• [Exercise task]: Pick out each line containing the string "retrait".

• [Stored data]:
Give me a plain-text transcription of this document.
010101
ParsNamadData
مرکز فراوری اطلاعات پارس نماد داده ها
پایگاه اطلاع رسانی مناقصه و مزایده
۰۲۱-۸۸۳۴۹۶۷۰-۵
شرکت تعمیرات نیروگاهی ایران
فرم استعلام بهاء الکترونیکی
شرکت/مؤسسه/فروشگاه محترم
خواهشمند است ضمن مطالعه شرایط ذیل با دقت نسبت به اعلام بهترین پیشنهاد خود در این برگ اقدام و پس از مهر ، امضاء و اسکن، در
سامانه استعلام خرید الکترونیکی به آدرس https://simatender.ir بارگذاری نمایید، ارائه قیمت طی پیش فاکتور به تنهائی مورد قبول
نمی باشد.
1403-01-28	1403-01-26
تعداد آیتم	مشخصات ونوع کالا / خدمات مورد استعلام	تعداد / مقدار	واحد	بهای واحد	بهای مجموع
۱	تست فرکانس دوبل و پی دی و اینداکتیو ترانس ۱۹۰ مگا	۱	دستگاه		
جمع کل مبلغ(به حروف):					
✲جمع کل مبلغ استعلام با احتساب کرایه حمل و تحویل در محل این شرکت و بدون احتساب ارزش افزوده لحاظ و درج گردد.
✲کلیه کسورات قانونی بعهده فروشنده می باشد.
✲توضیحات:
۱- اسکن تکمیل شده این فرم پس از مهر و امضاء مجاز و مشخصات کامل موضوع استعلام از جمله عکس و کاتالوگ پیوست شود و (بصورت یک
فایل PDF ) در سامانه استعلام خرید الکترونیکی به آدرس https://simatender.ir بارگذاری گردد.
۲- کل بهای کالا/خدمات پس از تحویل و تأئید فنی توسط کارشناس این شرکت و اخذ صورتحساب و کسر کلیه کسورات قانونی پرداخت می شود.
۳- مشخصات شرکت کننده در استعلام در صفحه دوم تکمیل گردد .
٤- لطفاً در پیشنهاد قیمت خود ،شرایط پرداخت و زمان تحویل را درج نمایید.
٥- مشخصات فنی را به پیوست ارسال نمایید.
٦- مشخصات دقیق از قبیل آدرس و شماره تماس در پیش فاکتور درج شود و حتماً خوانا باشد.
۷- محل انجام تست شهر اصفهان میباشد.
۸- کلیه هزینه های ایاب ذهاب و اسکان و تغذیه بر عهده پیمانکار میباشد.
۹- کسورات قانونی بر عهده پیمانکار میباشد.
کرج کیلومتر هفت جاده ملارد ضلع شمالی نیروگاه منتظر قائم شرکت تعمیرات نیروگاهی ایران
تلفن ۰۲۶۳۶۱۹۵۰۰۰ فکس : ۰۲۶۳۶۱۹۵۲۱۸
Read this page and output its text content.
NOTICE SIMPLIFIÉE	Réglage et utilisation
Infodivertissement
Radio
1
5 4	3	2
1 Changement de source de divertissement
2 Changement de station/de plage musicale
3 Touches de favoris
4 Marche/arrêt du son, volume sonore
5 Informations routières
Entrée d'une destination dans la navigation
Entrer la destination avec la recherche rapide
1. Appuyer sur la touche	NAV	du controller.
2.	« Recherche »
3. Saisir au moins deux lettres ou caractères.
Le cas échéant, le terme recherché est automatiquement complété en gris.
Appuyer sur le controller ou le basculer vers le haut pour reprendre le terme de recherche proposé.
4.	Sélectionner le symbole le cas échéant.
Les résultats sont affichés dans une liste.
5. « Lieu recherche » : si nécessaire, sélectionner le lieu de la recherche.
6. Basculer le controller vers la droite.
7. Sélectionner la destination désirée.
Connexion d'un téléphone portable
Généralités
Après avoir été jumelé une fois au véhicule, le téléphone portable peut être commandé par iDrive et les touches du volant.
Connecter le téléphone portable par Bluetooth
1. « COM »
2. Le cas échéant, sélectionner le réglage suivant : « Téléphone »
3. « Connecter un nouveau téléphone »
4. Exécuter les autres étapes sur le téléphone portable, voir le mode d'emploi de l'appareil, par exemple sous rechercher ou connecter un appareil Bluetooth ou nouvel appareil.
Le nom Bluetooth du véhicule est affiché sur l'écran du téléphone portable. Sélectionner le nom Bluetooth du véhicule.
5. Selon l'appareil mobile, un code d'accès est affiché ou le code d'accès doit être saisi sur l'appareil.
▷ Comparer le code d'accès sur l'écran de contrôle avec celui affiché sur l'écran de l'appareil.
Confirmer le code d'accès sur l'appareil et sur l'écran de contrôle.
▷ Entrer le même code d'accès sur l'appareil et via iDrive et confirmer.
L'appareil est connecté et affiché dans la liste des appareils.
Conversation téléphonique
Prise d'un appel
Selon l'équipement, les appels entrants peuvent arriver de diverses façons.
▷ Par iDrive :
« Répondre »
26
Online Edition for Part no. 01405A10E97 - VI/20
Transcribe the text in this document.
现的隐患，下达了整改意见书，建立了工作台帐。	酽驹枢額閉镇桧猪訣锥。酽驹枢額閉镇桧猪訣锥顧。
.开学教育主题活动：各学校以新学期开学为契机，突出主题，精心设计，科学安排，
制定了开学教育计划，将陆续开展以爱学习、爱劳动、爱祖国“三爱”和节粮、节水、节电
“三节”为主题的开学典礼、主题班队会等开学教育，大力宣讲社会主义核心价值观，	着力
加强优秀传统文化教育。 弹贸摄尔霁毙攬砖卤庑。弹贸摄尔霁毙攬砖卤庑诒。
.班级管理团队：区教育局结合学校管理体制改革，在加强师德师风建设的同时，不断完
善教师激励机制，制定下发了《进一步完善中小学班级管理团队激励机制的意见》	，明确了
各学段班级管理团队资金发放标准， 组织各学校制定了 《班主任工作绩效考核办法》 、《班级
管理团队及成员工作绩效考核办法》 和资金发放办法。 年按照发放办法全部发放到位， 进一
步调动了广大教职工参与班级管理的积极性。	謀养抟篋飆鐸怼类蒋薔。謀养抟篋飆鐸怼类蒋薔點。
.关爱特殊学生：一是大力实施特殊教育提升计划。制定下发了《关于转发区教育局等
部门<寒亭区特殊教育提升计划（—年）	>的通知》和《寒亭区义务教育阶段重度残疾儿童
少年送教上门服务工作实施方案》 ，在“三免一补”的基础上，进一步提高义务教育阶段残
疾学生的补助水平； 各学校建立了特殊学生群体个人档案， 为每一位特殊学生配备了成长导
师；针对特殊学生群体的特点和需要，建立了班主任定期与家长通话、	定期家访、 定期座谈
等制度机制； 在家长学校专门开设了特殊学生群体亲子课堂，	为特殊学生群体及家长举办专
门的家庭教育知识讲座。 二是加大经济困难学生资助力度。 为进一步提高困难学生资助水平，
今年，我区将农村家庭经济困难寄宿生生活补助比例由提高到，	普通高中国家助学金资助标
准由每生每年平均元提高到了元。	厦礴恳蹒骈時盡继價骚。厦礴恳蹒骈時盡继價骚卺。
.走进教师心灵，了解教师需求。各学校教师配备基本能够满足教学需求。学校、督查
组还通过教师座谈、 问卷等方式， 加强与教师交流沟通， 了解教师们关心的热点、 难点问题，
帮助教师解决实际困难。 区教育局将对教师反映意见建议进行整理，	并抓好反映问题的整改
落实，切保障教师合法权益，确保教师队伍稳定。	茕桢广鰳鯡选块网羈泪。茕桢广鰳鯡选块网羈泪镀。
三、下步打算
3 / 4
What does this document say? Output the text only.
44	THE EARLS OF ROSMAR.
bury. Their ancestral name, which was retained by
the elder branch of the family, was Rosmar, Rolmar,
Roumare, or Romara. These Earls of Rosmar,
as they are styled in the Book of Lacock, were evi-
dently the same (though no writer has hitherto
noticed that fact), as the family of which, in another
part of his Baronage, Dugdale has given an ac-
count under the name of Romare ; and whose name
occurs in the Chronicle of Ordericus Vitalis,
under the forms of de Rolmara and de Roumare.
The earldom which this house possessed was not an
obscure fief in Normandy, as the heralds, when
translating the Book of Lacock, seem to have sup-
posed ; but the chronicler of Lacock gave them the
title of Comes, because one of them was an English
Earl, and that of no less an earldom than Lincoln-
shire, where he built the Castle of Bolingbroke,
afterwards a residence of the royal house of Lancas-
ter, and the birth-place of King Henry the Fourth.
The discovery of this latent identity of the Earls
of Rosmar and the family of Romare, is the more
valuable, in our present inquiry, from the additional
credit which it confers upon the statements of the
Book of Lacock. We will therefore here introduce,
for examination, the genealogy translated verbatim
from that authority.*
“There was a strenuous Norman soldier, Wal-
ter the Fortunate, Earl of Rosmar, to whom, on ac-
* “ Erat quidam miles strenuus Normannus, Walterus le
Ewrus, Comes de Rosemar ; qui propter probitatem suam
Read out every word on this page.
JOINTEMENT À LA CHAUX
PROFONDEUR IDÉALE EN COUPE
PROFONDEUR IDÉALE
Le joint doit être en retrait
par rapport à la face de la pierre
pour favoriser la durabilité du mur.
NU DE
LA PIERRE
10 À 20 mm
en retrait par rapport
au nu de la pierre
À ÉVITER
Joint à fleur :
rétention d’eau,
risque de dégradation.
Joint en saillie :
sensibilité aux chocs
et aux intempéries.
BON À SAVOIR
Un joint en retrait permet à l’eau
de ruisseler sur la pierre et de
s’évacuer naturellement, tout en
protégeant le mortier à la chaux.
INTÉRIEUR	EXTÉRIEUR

• [The result]:
Le joint doit être en retrait
en retrait par rapport
Un joint en retrait permet à l’eau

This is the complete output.